Exercise set.
a: Answer these from the text on Gelfand, one per line:
(i) Which college did Gelfand attend?
(ii) What company did Gelfand form after working at MIT?
(iii) What caused many local high schools in the Afar Region to shut down?
b: Reproduce, word for word, everything in the text on Gelfand from "Mitiku said that" down to "use the lab.".

** Begin Source text **

Mitiku said that due to war in the Afar Region, many local high schools were shut down and there weren’t many laboratories for students, so Samara University staff plan to expand its STEMpower program to additional districts so more students can use the lab.
For Gelfand, the wish to get students around the world excited about science and engineering came naturally.
He grew up in Cleveland – the “land of industry” – and worked in factories before attending college at Carnegie Mellon University in Pittsburgh and working in the steel mills.
“I’ve always been a hands-on engineer type of person,” Gelfand said. “And then I learned a little bit about mathematics and that was my main career, computer programming and some really complicated financial math.”
After college, Gelfand found out about a tech job in Cambridge and drove to the Boston area in a U-Haul truck to start his career. He worked at MIT and learned a lot about time series analysis before forming a company called Intex Solutions, Inc., in which staff were able to “crack a difficult problem in structured finance,” he said.

** End Source text **
** Begin Recorded information **

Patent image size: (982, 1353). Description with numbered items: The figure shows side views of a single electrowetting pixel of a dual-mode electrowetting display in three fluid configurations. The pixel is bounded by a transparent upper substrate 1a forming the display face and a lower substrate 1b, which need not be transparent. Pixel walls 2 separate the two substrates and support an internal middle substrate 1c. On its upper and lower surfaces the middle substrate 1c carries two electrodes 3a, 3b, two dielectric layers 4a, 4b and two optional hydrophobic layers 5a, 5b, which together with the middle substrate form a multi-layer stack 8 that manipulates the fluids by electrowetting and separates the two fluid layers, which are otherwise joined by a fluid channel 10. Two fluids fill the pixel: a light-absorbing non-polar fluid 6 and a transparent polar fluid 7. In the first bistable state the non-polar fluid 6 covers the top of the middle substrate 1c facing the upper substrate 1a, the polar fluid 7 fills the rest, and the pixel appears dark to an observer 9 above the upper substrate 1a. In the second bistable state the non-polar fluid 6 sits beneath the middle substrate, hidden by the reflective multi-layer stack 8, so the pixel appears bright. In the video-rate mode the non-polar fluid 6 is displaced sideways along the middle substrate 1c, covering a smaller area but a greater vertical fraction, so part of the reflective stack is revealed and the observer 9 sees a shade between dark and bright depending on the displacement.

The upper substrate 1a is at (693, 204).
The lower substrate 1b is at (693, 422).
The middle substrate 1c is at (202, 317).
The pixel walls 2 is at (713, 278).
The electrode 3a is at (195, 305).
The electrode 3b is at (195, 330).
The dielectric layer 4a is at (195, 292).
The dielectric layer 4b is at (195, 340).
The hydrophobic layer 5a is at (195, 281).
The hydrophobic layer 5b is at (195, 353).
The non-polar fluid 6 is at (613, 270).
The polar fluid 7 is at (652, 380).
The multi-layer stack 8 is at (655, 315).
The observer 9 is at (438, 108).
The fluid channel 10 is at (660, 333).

** End Recorded information **

Responses to the tasks.
a:
(i) Carnegie Mellon University in Pittsburgh
(ii) Intex Solutions, Inc.
(iii) War in the Afar Region

b:
Mitiku said that due to war in the Afar Region, many local high schools were shut down and there weren’t many laboratories for students, so Samara University staff plan to expand its STEMpower program to additional districts so more students can use the lab.